§ EXERCISE:
Take every line from the listing below that contains "cumul".

§ WORKING DATA:
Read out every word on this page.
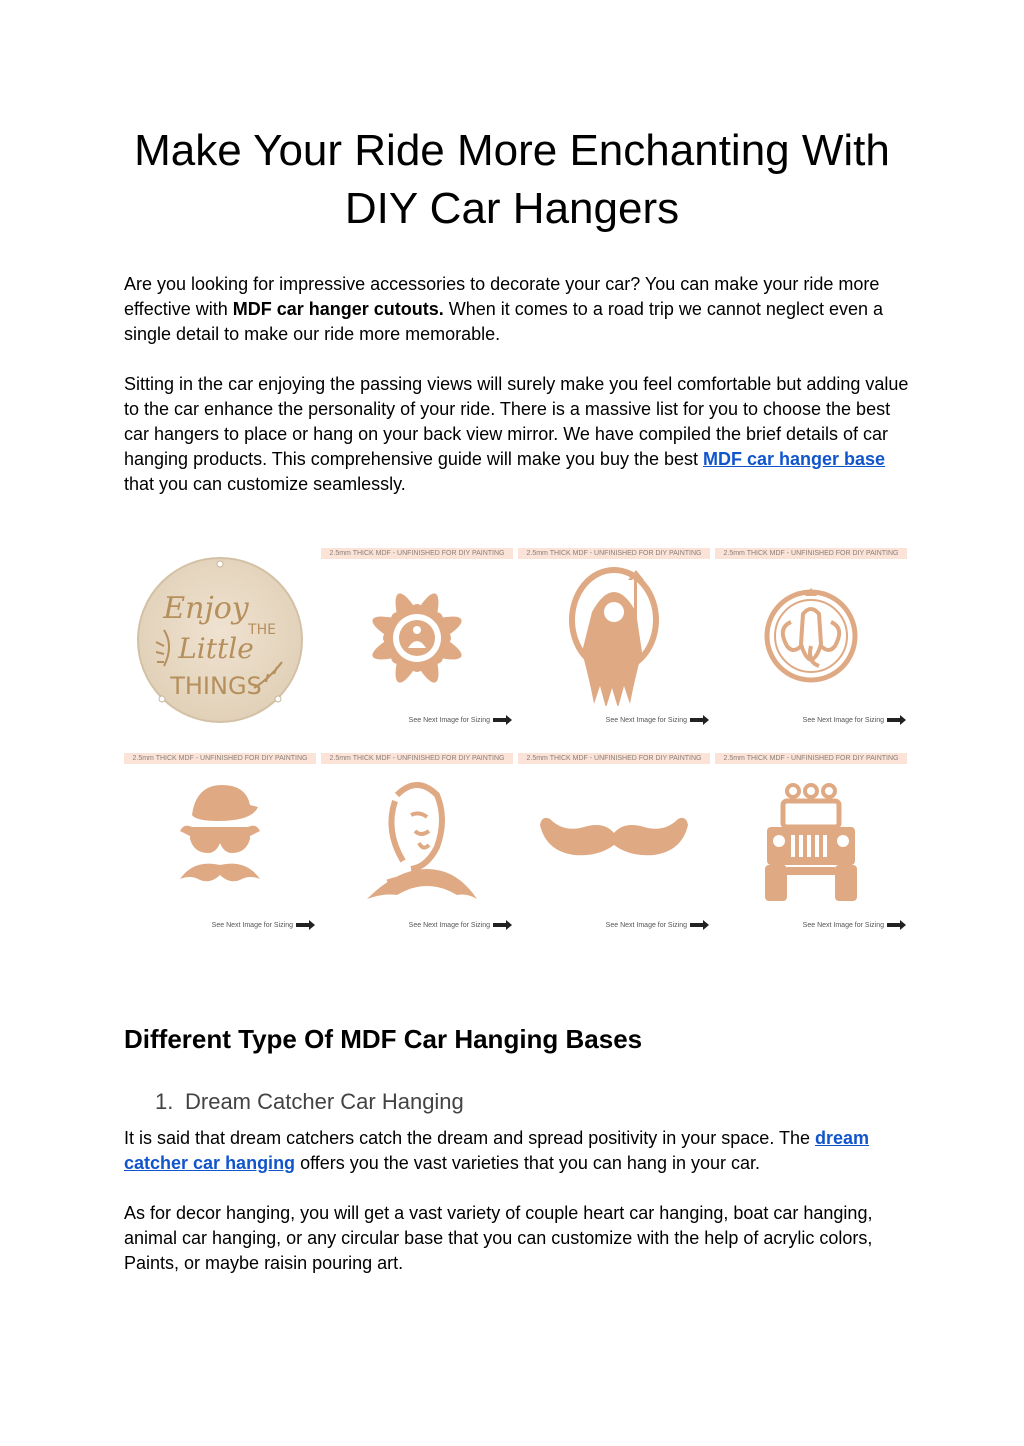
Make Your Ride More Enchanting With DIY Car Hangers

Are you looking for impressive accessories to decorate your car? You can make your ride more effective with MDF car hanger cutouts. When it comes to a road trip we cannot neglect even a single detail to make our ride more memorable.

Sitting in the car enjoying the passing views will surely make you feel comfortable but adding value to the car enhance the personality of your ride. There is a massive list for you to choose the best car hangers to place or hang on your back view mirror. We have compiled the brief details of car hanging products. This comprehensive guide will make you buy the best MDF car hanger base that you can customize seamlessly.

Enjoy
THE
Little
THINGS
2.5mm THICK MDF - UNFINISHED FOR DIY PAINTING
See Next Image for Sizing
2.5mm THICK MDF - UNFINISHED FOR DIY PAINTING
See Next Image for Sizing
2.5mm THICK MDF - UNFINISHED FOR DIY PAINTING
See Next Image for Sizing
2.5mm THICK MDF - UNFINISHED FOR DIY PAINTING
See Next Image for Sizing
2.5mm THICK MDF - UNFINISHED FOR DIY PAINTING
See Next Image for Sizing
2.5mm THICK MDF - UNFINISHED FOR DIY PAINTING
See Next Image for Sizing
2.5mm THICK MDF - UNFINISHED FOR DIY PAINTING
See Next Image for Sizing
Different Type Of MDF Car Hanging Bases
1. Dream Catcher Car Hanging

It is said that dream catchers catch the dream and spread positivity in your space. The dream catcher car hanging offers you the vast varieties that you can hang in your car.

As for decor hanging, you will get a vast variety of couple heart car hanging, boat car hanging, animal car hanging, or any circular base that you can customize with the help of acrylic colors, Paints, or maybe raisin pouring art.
==
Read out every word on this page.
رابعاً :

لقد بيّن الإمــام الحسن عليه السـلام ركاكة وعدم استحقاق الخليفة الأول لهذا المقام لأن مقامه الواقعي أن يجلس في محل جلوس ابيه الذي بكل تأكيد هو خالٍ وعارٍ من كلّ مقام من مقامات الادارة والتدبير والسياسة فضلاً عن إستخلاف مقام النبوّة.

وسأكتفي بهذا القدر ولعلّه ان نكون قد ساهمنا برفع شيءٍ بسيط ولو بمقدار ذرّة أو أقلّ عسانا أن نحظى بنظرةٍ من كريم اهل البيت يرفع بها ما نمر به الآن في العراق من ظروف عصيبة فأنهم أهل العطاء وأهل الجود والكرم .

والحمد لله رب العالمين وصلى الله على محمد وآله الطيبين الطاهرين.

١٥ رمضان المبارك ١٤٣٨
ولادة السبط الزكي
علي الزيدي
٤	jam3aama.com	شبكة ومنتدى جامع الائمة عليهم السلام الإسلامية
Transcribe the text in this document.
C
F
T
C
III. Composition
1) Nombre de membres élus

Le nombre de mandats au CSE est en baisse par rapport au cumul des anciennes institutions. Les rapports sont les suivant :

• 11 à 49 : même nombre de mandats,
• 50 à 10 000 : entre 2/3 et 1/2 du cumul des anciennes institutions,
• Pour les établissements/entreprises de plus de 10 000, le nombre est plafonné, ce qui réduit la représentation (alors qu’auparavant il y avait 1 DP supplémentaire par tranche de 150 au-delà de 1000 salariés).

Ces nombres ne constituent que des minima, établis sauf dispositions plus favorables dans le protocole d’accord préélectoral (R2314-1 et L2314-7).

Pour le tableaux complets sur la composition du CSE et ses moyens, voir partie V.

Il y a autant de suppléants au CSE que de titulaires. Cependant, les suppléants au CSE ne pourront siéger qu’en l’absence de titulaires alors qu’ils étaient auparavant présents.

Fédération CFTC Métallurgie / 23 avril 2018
==
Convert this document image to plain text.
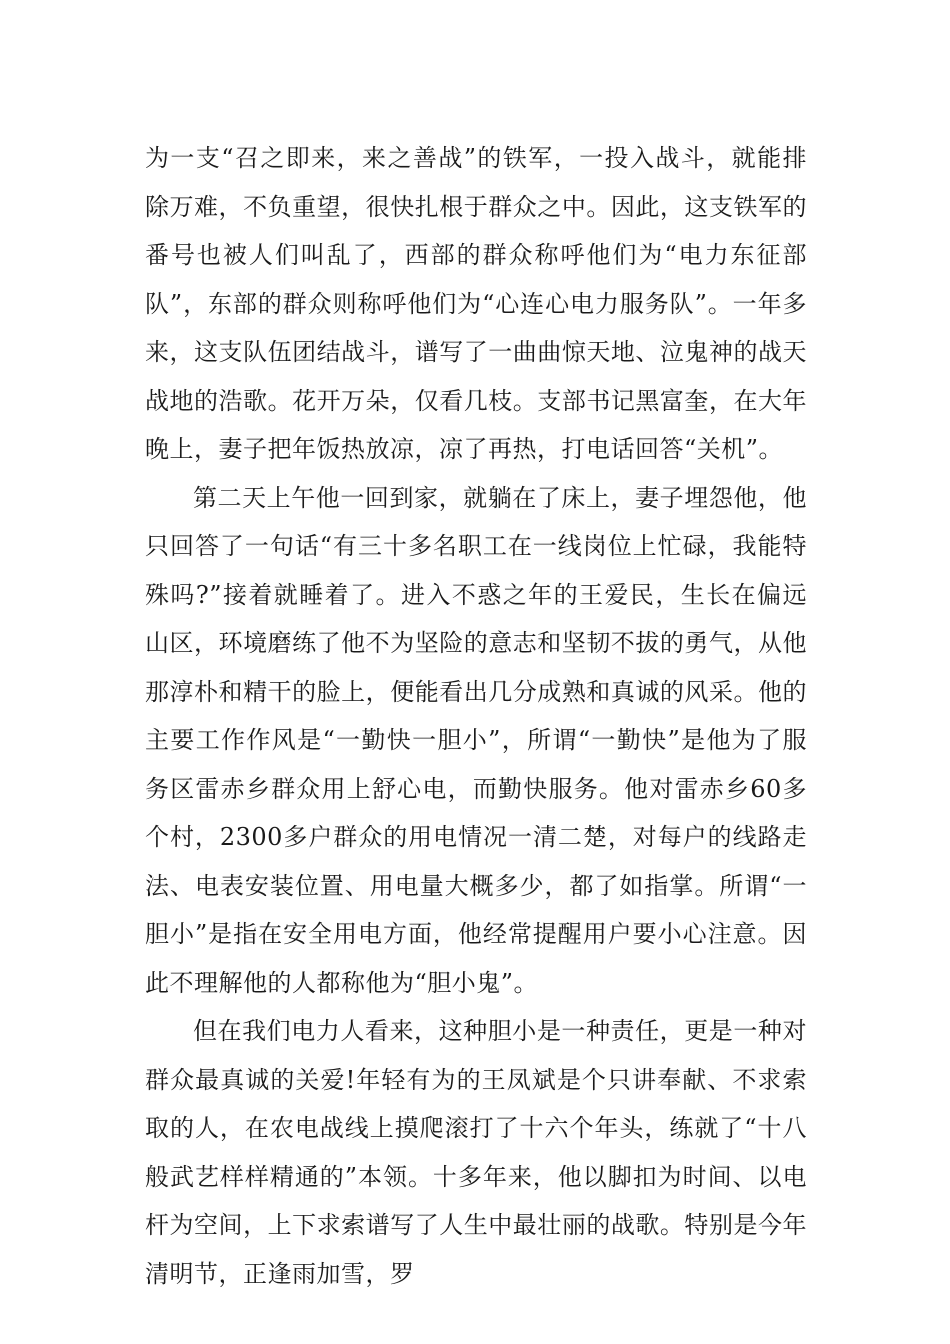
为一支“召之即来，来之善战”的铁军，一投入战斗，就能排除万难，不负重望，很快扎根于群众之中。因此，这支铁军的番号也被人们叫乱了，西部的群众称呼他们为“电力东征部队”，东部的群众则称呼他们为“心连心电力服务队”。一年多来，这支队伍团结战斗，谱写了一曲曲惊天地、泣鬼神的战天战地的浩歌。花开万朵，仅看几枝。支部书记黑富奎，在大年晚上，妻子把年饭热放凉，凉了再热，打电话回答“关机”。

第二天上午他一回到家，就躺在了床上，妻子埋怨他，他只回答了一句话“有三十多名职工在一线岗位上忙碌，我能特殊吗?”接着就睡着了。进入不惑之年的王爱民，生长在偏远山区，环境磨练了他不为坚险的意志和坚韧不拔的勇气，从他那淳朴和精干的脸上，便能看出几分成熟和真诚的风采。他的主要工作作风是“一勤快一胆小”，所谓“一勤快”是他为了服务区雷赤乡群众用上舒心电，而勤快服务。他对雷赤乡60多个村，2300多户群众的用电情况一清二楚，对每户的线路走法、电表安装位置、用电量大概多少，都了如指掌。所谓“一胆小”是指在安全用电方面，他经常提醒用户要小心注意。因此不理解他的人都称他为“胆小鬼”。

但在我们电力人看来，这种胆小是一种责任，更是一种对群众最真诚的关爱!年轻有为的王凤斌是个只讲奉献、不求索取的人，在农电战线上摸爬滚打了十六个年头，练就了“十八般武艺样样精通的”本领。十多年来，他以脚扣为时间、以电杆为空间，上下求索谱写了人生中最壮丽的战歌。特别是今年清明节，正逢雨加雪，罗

§ RIGHT ANSWER:
Le nombre de mandats au CSE est en baisse par rapport au cumul des anciennes institutions. Les rapports sont les suivant :
• 50 à 10 000 : entre 2/3 et 1/2 du cumul des anciennes institutions,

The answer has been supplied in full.